### GIVEN EXERCISE
Your reply should be a single number: how many lines contain the string "وابن".

:: MATERIAL SHOWN ::

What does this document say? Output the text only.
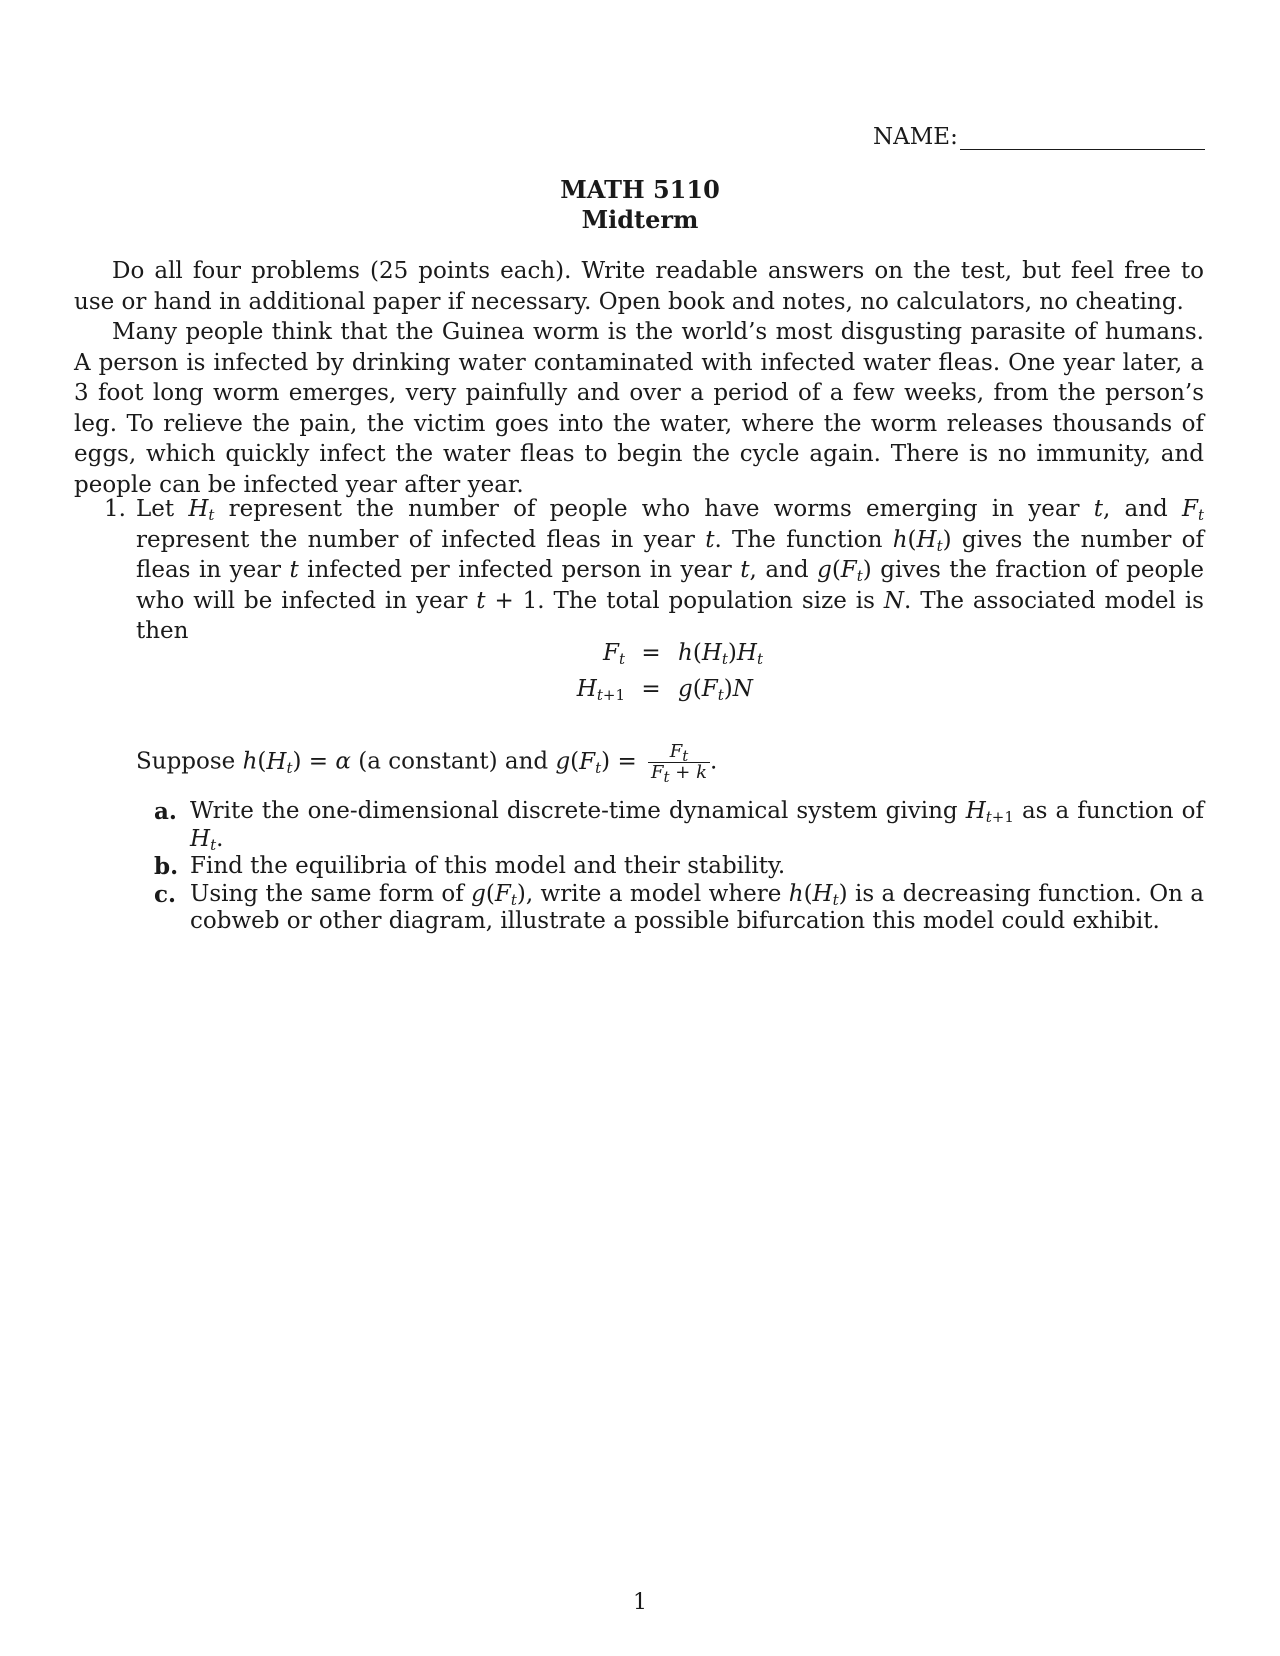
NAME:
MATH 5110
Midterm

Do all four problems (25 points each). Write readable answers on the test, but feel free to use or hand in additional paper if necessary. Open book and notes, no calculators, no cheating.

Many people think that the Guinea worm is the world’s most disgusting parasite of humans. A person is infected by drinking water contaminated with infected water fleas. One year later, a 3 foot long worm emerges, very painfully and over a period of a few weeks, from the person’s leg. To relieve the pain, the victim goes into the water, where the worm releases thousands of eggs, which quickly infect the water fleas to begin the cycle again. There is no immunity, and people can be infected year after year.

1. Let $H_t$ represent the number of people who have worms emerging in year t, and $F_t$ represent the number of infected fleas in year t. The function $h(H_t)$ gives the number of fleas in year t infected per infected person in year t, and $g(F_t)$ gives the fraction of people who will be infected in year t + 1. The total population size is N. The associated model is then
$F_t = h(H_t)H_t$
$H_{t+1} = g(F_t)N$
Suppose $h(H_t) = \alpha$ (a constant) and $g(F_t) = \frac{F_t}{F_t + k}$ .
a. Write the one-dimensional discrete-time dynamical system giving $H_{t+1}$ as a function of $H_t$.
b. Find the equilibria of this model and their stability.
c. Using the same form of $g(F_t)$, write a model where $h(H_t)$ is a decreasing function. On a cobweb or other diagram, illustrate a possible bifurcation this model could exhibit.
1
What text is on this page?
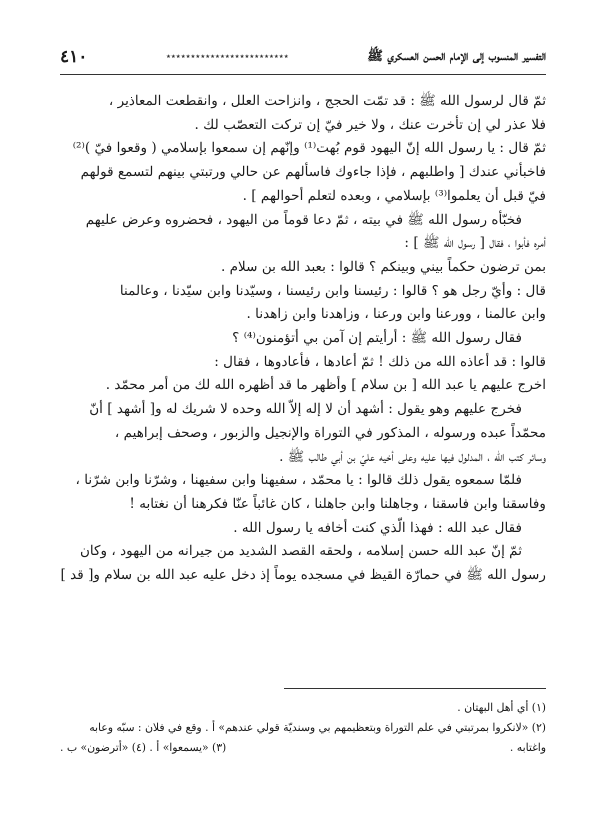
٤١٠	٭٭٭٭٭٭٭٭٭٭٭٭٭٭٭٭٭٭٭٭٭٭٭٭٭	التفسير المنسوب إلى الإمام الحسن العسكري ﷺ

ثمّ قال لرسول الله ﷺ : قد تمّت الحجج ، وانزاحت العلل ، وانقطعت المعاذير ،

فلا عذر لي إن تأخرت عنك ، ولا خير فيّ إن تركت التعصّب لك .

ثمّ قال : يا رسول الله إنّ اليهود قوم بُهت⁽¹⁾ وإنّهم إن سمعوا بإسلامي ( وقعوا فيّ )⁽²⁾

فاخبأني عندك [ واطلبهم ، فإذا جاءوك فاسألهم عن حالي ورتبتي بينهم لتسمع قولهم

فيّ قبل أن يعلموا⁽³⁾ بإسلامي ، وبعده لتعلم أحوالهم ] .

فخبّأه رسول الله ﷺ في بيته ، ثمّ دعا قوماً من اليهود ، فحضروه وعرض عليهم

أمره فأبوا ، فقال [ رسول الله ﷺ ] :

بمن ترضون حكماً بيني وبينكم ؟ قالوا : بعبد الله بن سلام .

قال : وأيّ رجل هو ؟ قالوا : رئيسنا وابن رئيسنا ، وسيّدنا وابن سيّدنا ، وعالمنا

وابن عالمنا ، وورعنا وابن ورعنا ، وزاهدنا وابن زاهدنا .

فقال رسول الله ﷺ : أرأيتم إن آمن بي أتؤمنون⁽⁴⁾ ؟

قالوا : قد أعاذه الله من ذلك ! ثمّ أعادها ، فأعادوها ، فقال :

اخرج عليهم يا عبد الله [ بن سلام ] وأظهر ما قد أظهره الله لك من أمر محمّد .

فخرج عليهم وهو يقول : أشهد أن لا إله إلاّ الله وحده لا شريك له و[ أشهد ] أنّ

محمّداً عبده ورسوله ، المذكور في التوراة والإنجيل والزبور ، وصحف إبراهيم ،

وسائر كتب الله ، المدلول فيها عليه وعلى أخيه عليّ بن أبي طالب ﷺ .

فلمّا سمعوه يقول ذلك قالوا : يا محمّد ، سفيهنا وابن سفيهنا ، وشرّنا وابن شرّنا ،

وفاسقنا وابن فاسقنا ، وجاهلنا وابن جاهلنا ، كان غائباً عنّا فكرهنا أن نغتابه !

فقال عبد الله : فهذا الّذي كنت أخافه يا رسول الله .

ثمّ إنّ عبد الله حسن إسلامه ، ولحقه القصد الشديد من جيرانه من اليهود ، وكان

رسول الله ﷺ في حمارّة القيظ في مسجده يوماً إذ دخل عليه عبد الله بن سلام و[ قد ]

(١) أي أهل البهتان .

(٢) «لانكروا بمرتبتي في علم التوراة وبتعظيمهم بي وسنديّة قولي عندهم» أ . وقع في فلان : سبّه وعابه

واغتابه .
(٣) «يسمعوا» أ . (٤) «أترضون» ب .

:::
:: MATERIAL SHOWN ::

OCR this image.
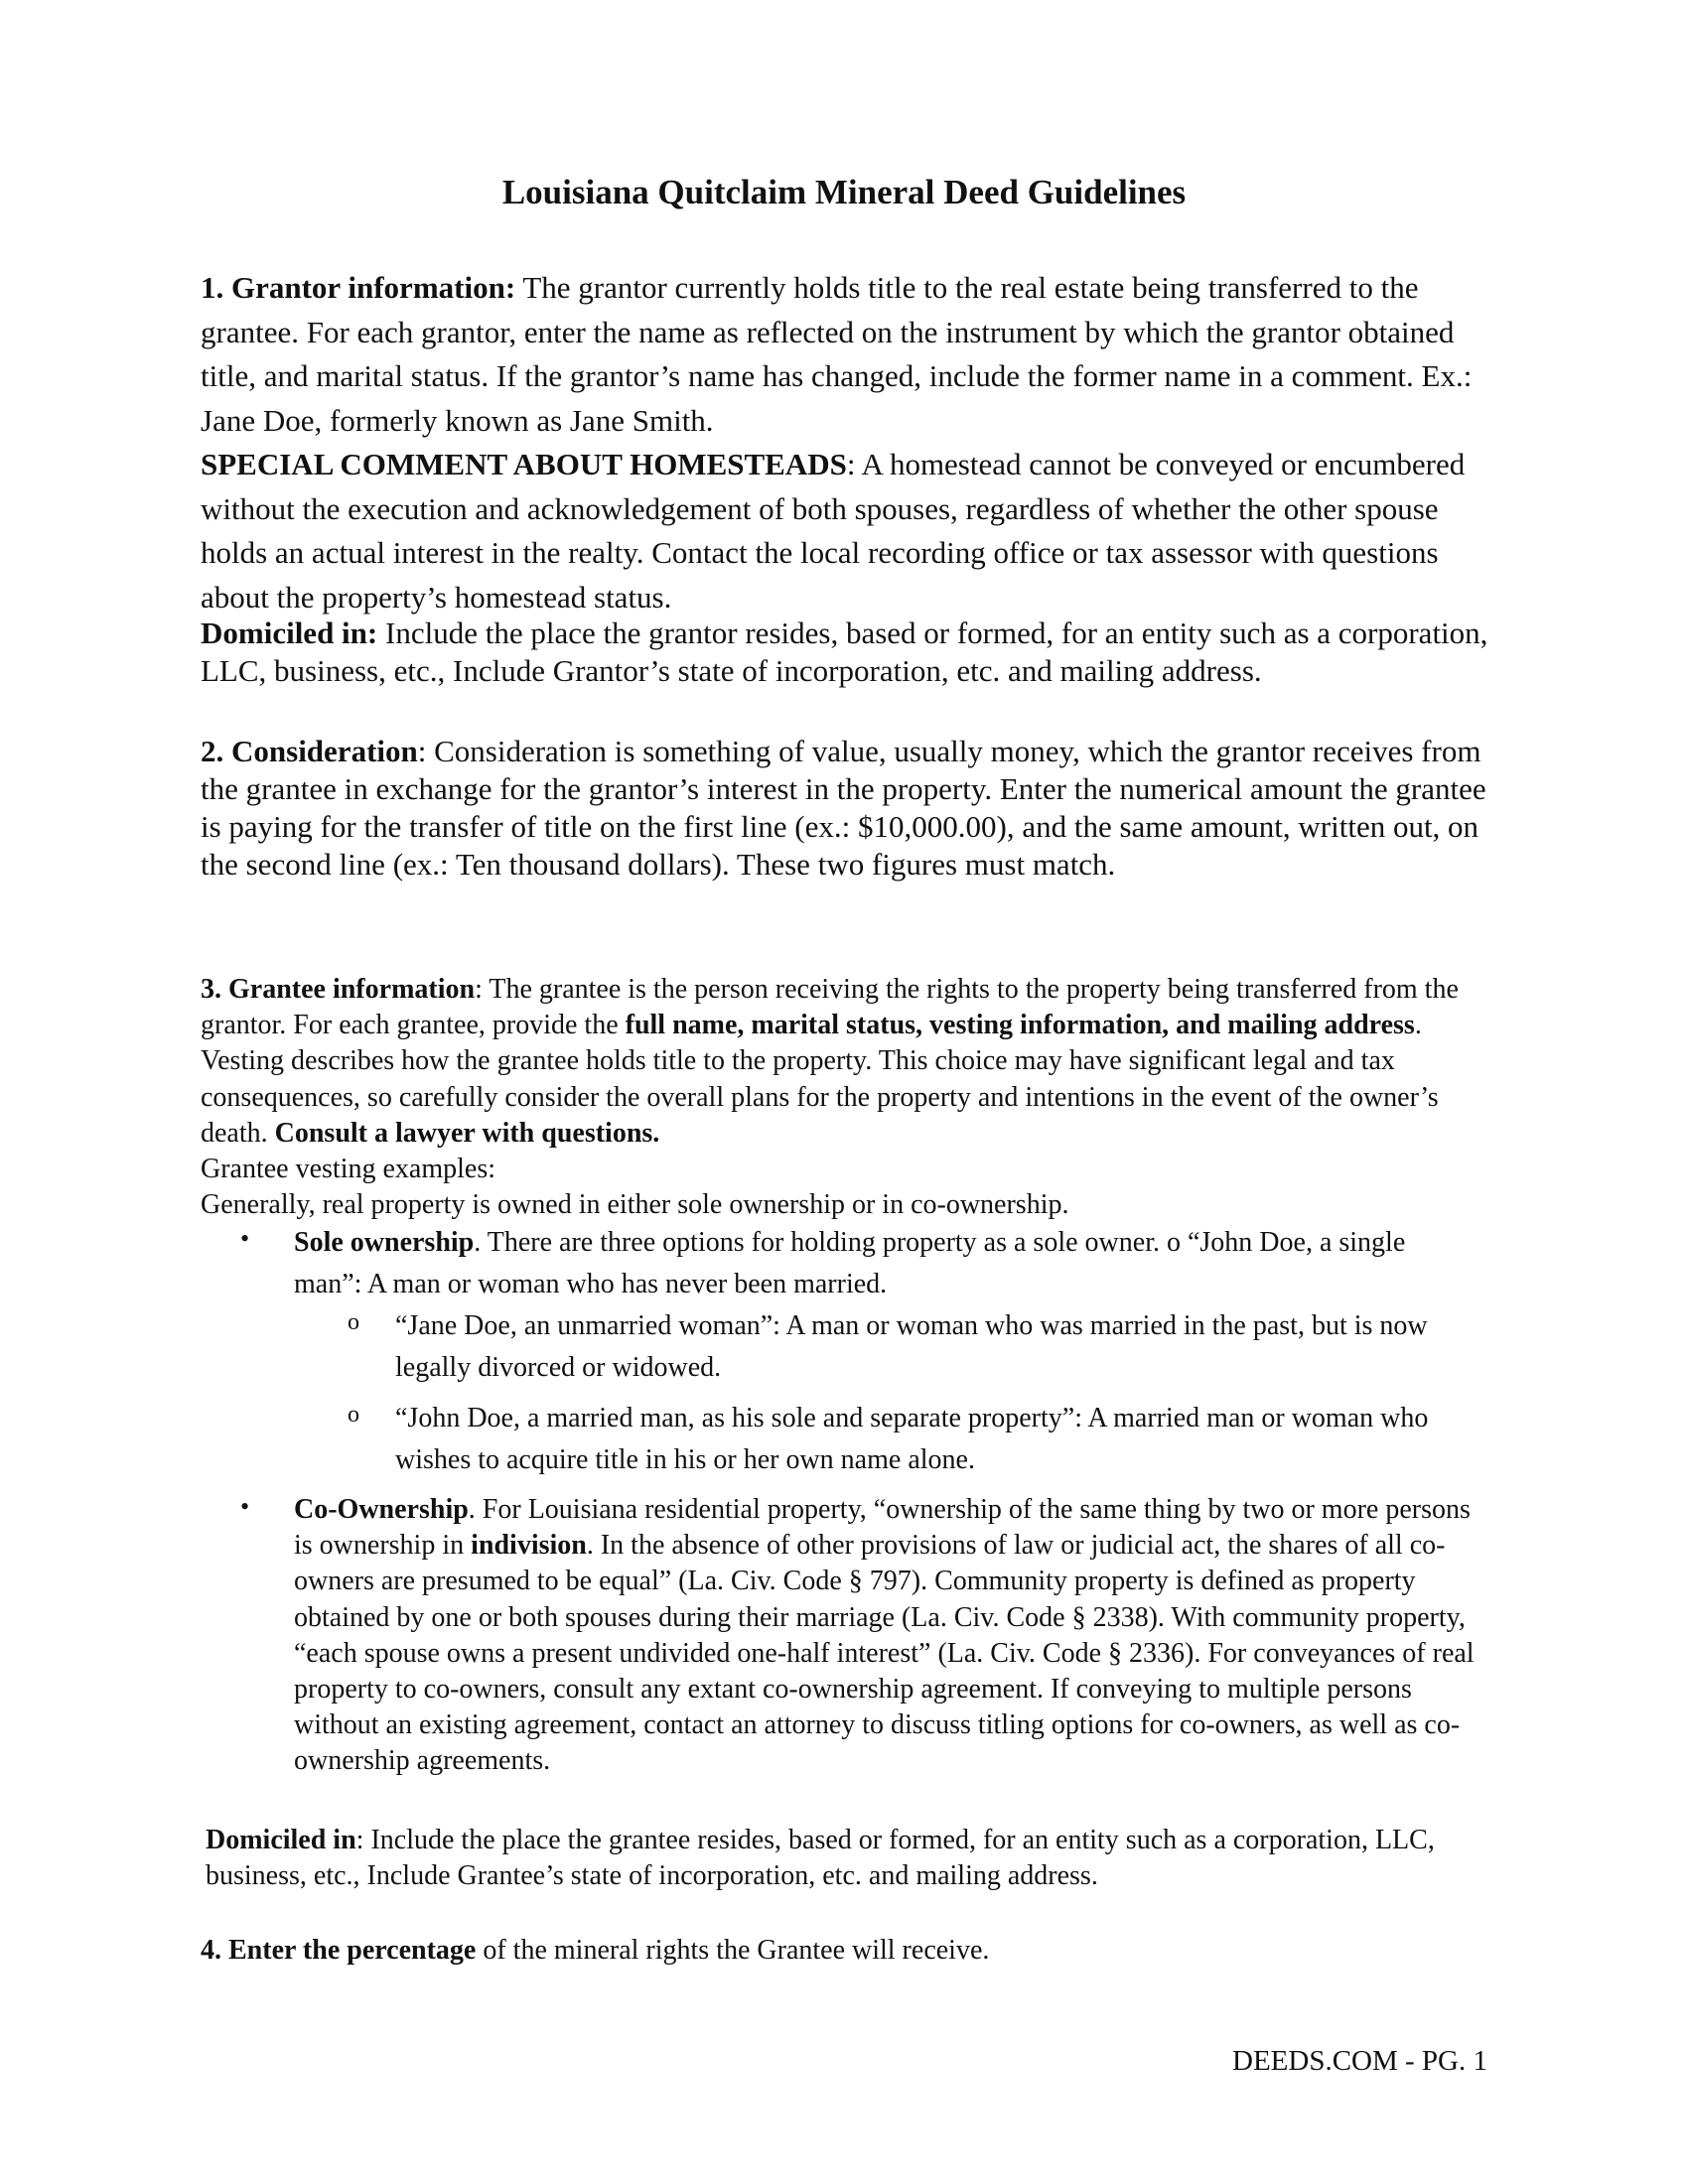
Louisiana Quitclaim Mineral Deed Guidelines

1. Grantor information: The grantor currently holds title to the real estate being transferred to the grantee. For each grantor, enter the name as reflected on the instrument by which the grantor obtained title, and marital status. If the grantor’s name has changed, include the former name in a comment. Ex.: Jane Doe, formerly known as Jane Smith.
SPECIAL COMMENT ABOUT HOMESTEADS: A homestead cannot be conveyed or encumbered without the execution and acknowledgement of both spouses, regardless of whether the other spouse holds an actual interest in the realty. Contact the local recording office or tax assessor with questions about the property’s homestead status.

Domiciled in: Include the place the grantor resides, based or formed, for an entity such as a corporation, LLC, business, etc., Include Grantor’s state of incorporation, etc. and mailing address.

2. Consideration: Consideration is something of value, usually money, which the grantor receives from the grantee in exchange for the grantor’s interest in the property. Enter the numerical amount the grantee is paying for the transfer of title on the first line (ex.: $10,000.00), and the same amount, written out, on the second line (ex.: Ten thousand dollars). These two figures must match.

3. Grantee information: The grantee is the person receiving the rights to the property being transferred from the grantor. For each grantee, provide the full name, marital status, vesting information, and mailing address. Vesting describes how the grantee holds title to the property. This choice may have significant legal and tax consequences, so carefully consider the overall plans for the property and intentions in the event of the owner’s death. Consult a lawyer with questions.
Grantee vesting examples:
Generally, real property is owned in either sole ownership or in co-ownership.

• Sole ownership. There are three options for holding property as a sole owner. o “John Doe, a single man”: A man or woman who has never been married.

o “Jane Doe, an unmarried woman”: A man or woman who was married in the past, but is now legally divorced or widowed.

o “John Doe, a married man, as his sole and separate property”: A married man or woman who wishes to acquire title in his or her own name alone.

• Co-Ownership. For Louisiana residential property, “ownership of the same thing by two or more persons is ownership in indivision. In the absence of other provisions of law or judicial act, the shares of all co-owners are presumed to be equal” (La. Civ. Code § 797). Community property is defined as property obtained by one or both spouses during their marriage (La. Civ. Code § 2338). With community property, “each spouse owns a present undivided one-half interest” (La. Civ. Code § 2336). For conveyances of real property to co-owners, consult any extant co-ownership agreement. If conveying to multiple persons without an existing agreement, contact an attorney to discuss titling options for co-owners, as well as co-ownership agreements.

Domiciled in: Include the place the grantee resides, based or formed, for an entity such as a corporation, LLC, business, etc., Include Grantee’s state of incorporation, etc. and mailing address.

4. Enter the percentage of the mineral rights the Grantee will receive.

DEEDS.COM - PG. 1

:::
:: MATERIAL SHOWN ::

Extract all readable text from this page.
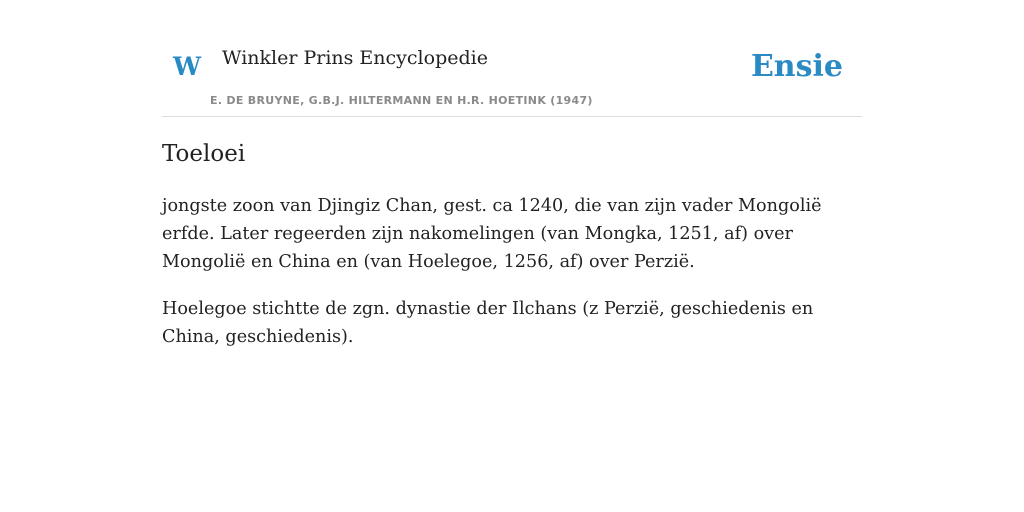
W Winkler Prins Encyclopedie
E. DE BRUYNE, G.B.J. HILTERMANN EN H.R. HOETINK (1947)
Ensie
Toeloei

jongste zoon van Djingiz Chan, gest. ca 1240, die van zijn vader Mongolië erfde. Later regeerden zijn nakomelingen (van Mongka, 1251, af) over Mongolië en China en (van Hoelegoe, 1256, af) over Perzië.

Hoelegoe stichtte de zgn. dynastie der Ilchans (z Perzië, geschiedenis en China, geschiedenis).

:::

### THE REPLY
4